[Collected data]
================

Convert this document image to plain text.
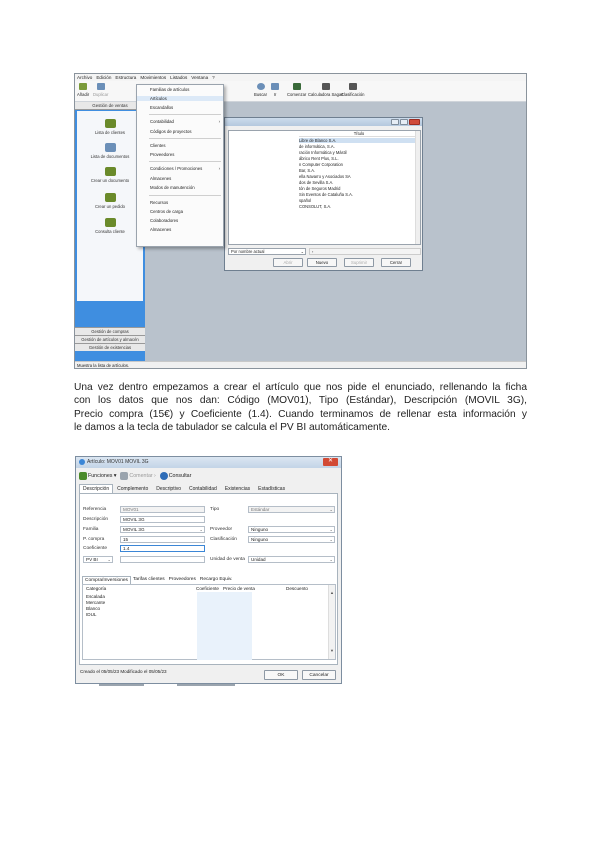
Archivo Edición Estructura Movimientos Listados Ventana ?
Añadir Duplicar	Buscar Ir	Comenzar Calculadora Sagas
Clasificación
Gestión de ventas
Lista de clientes
Lista de documentos
Crear un documento
Crear un pedido
Consulta cliente
Gestión de compras
Gestión de artículos y almacén
Gestión de existencias
Muestra la lista de artículos.
Título
Libre de Blanco S.A.
de informática, S.A.
ración Informática y Mástil
ábrico Rent Plus, S.L.
n Computer Corporation
Bar, S.A.
ella Navarro y Asociados SA
dos de Sevilla S.A.
tón de Seguros Madrid
Sin Eventos de Cataluña S.A.
spañol
CONSOLUT, S.A.
Por nombre actual	⌄	‹
Abrir	Nuevo	Suprimir	Cerrar
Familias de artículos
Artículos
Escandallos
Contabilidad	›
Códigos de proyectos
Clientes
Proveedores
Condiciones / Promociones	›
Almacenes
Modos de manutención
Recursos
Centros de carga
Colaboradores
Almacenes
Una vez dentro empezamos a crear el artículo que nos pide el enunciado, rellenando la ficha
con los datos que nos dan: Código (MOV01), Tipo (Estándar), Descripción (MOVIL 3G),
Precio compra (15€) y Coeficiente (1.4). Cuando terminamos de rellenar esta información y
le damos a la tecla de tabulador se calcula el PV BI automáticamente.
Artículo: MOV01 MOVIL 3G	✕
Funciones ▾	Comentar ›	Consultar
Descripción	Complemento	Descriptivo	Contabilidad	Existencias	Estadísticas
Referencia	MOV01
Descripción	MOVIL 3G
Familia	MOVIL 3G	⌄
P. compra	15
Coeficiente	1.4
PV BI ⌄
Tipo	Estándar	⌄
Proveedor	Ninguno	⌄
Clasificación	Ninguno	⌄
Unidad de venta	Unidad	⌄
Compra/Inversiones	Tarifas clientes Proveedores Recargo Equiv.
Categoría	Coeficiente Precio de venta	Descuento
Escalada
Mercante
Blanco
IDUL
▲
▼
Creado el 05/05/23 Modificado el 05/05/23
OK	Cancelar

================

**WHAT YOU NEED TO DO**
Omit pictures; set down the rest of the material word for word.

**RESULT FOR THIS TASK**
Convert this document image to plain text.
Archivo Edición Estructura Movimientos Listados Ventana ?
Añadir Duplicar	Buscar Ir	Comenzar Calculadora Sagas
Clasificación
Gestión de ventas
Lista de clientes
Lista de documentos
Crear un documento
Crear un pedido
Consulta cliente
Gestión de compras
Gestión de artículos y almacén
Gestión de existencias
Muestra la lista de artículos.
Título
Libre de Blanco S.A.
de informática, S.A.
ración Informática y Mástil
ábrico Rent Plus, S.L.
n Computer Corporation
Bar, S.A.
ella Navarro y Asociados SA
dos de Sevilla S.A.
tón de Seguros Madrid
Sin Eventos de Cataluña S.A.
spañol
CONSOLUT, S.A.
Por nombre actual	⌄	‹
Abrir	Nuevo	Suprimir	Cerrar
Familias de artículos
Artículos
Escandallos
Contabilidad	›
Códigos de proyectos
Clientes
Proveedores
Condiciones / Promociones	›
Almacenes
Modos de manutención
Recursos
Centros de carga
Colaboradores
Almacenes
Una vez dentro empezamos a crear el artículo que nos pide el enunciado, rellenando la ficha
con los datos que nos dan: Código (MOV01), Tipo (Estándar), Descripción (MOVIL 3G),
Precio compra (15€) y Coeficiente (1.4). Cuando terminamos de rellenar esta información y
le damos a la tecla de tabulador se calcula el PV BI automáticamente.
Artículo: MOV01 MOVIL 3G	✕
Funciones ▾	Comentar ›	Consultar
Descripción	Complemento	Descriptivo	Contabilidad	Existencias	Estadísticas
Referencia	MOV01
Descripción	MOVIL 3G
Familia	MOVIL 3G	⌄
P. compra	15
Coeficiente	1.4
PV BI ⌄
Tipo	Estándar	⌄
Proveedor	Ninguno	⌄
Clasificación	Ninguno	⌄
Unidad de venta	Unidad	⌄
Compra/Inversiones	Tarifas clientes Proveedores Recargo Equiv.
Categoría	Coeficiente Precio de venta	Descuento
Escalada
Mercante
Blanco
IDUL
▲
▼
Creado el 05/05/23 Modificado el 05/05/23
OK	Cancelar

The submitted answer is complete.